## START
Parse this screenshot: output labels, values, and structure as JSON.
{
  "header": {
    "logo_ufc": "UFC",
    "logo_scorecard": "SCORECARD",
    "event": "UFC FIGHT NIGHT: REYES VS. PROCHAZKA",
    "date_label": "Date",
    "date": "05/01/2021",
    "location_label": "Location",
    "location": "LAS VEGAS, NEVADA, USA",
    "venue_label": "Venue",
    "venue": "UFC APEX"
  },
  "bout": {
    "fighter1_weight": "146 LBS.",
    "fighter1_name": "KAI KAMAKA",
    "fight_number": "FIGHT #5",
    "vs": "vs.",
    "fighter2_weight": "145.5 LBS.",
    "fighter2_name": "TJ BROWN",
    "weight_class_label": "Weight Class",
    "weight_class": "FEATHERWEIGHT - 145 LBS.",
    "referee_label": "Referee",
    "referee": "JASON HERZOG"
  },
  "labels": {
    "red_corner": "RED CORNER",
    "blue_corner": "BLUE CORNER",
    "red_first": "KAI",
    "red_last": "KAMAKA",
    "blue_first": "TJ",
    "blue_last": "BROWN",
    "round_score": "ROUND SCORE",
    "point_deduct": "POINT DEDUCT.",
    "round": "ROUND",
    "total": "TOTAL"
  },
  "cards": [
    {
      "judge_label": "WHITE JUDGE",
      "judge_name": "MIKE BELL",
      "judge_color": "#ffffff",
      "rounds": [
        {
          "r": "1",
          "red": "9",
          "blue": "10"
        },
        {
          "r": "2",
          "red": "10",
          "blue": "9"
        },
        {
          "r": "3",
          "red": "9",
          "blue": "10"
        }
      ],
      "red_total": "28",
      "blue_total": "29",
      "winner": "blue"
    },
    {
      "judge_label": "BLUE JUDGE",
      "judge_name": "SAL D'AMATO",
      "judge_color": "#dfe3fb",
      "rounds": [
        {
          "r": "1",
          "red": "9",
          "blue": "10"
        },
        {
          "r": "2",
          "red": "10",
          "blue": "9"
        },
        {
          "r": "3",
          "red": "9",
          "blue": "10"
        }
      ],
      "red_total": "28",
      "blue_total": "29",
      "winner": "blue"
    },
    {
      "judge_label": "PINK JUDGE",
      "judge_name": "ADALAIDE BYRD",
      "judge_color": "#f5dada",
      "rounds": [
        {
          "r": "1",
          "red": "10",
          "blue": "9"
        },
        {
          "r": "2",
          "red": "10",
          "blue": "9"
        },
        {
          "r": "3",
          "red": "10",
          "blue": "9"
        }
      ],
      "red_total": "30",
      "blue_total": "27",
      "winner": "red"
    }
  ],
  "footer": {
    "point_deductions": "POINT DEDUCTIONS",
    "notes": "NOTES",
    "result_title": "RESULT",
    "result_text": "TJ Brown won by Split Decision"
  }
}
## END
Copy whichever lines in the listing above contain the word "POINT".

## Task response
    "point_deduct": "POINT DEDUCT.",
    "point_deductions": "POINT DEDUCTIONS",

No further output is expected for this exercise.